» **GIVEN PROBLEM 1**
Set down, word for word, the portion of the Nkandla article below running from "The EFF took" down to "a cattle kraal.".

» **PAGE EXCERPT**
As the Constitutional Court rules on the Nkandla matter on Thursday, South Africans will wait with bated breath to see what ramifications the judgment will have on President Jacob Zuma’s political career.
The case relates to non-security upgrades – paid for by the taxpayer – to Zuma’s Nkandla homestead in KwaZulu-Natal.
The EFF took Zuma and National Assembly Speaker Baleka Mbete to court after Zuma did not pay back a portion of the money for the upgrades, as recommended by Public Protector Thuli Madonsela in her Secure in Comfort report on the matter.
The DA later joined the case.
They had applied for an order clarifying the powers of the Public Protector, and that Zuma be ordered to pay back some of the money spent on non-security upgrades such as the swimming pool, initially called a “fire pool”, chicken run and a cattle kraal.
Here are five reasons the judgment – whether it’s in Zuma’s favour or not – is important for South Africa:
1. It could lay the foundation for a possible impeachment of Zuma
Should the Constitutional Court find Zuma was in breach of his constitutional duties, which constitutional law expert Pierre de Vos said he conceded before the court by saying the protector’s findings and remedial action were binding, this could possibly pave the way for his impeachment.
However, the Constitutional Court itself cannot impeach a president as that power resides with the National Assembly in Parliament.
In his blog, Constitutionally Speaking, De Vos said on Wednesday the Constitutional Court is permitted to declare invalid unconstitutional acts by the legislature or the president and to order remedial action to correct the unconstitutionality.
“If it found a breach, it may therefore order the president to comply with the Public Protector’s report and to pay back the money spent on non-security related renovations at his private home. It may also order the NA (National Assembly) to hold the President accountable based on the findings of the Public Protector’s report,” he wrote.
Zuma’s lawyer, Jeremy Gauntlett, specifically brought up the issue of impeachment when he told the Constitutional Court in February: “It will be wrong if this court makes a ruling which may result in a call for impeachment. The DA and EFF may try to impeach”.
The deciding factor in a possible impeachment would be the ANC, which has a majority in Parliament. Previous attempts by the DA for a vote of no confidence in Zuma have failed.

» **RECORDS FOR THE EXERCISE**
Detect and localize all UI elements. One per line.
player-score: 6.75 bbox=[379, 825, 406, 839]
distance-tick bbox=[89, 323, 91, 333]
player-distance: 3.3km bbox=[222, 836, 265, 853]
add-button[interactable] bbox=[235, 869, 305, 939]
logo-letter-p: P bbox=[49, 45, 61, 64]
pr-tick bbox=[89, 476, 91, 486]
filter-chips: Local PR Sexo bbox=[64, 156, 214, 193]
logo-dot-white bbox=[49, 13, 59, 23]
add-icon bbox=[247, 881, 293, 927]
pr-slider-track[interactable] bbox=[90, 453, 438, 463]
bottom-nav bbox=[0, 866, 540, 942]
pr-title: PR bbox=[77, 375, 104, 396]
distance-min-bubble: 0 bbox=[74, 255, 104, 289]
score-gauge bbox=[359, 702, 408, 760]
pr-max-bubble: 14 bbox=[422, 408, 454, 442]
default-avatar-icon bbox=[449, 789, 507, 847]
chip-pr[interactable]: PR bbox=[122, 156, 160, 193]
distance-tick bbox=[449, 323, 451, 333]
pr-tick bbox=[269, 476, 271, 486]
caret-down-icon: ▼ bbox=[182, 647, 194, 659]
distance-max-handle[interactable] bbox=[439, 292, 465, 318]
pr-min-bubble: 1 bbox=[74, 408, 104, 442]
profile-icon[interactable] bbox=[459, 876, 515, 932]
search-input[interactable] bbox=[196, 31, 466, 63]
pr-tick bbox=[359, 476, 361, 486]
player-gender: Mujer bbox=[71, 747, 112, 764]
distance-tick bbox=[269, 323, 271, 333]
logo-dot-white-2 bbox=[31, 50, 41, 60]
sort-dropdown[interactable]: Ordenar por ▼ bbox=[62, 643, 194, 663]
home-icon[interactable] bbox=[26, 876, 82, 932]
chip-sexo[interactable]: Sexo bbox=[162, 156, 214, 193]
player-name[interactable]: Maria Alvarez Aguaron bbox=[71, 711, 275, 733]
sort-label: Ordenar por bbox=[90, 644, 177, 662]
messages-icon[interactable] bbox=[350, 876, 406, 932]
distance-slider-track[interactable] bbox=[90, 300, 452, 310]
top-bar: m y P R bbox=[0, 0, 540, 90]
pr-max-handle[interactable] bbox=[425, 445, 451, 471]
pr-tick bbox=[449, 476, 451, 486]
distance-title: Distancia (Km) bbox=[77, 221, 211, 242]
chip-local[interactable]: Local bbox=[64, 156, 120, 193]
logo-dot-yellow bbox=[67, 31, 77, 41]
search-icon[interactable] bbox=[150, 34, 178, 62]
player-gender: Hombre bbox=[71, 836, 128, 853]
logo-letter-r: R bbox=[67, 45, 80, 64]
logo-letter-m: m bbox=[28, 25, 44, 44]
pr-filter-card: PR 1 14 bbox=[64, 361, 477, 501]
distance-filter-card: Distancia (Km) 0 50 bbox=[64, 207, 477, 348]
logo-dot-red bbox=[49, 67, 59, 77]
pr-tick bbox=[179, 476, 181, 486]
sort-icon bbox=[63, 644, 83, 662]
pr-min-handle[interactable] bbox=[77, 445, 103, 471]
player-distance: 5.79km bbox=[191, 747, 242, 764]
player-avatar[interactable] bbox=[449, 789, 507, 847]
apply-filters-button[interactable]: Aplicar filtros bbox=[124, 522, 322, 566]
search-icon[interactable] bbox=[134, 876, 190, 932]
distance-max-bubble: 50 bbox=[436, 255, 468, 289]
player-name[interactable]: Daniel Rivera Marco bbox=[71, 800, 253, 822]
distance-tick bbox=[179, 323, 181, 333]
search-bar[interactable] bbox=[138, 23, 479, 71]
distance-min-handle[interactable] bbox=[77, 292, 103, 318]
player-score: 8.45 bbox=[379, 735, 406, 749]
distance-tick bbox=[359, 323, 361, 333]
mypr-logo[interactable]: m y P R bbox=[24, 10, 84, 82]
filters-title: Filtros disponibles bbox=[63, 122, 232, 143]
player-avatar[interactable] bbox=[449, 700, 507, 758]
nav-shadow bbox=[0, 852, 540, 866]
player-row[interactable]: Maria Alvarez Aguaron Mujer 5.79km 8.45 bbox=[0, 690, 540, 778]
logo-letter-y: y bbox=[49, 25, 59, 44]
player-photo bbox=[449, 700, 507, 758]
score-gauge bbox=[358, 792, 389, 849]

» **GIVEN PROBLEM 2**
Extract every line of the records above, from the very start down to and including the line containing "logo-dot-white-2 bbox=[31, 50, 41, 60]", reproducing each one verbatim.

» **EXERCISE SOLUTION 1**
The EFF took Zuma and National Assembly Speaker Baleka Mbete to court after Zuma did not pay back a portion of the money for the upgrades, as recommended by Public Protector Thuli Madonsela in her Secure in Comfort report on the matter.
The DA later joined the case.
They had applied for an order clarifying the powers of the Public Protector, and that Zuma be ordered to pay back some of the money spent on non-security upgrades such as the swimming pool, initially called a “fire pool”, chicken run and a cattle kraal.

» **EXERCISE SOLUTION 2**
Detect and localize all UI elements. One per line.
player-score: 6.75 bbox=[379, 825, 406, 839]
distance-tick bbox=[89, 323, 91, 333]
player-distance: 3.3km bbox=[222, 836, 265, 853]
add-button[interactable] bbox=[235, 869, 305, 939]
logo-letter-p: P bbox=[49, 45, 61, 64]
pr-tick bbox=[89, 476, 91, 486]
filter-chips: Local PR Sexo bbox=[64, 156, 214, 193]
logo-dot-white bbox=[49, 13, 59, 23]
add-icon bbox=[247, 881, 293, 927]
pr-slider-track[interactable] bbox=[90, 453, 438, 463]
bottom-nav bbox=[0, 866, 540, 942]
pr-title: PR bbox=[77, 375, 104, 396]
distance-min-bubble: 0 bbox=[74, 255, 104, 289]
score-gauge bbox=[359, 702, 408, 760]
pr-max-bubble: 14 bbox=[422, 408, 454, 442]
default-avatar-icon bbox=[449, 789, 507, 847]
chip-pr[interactable]: PR bbox=[122, 156, 160, 193]
distance-tick bbox=[449, 323, 451, 333]
pr-tick bbox=[269, 476, 271, 486]
caret-down-icon: ▼ bbox=[182, 647, 194, 659]
distance-max-handle[interactable] bbox=[439, 292, 465, 318]
pr-min-bubble: 1 bbox=[74, 408, 104, 442]
profile-icon[interactable] bbox=[459, 876, 515, 932]
search-input[interactable] bbox=[196, 31, 466, 63]
pr-tick bbox=[359, 476, 361, 486]
player-gender: Mujer bbox=[71, 747, 112, 764]
distance-tick bbox=[269, 323, 271, 333]
logo-dot-white-2 bbox=[31, 50, 41, 60]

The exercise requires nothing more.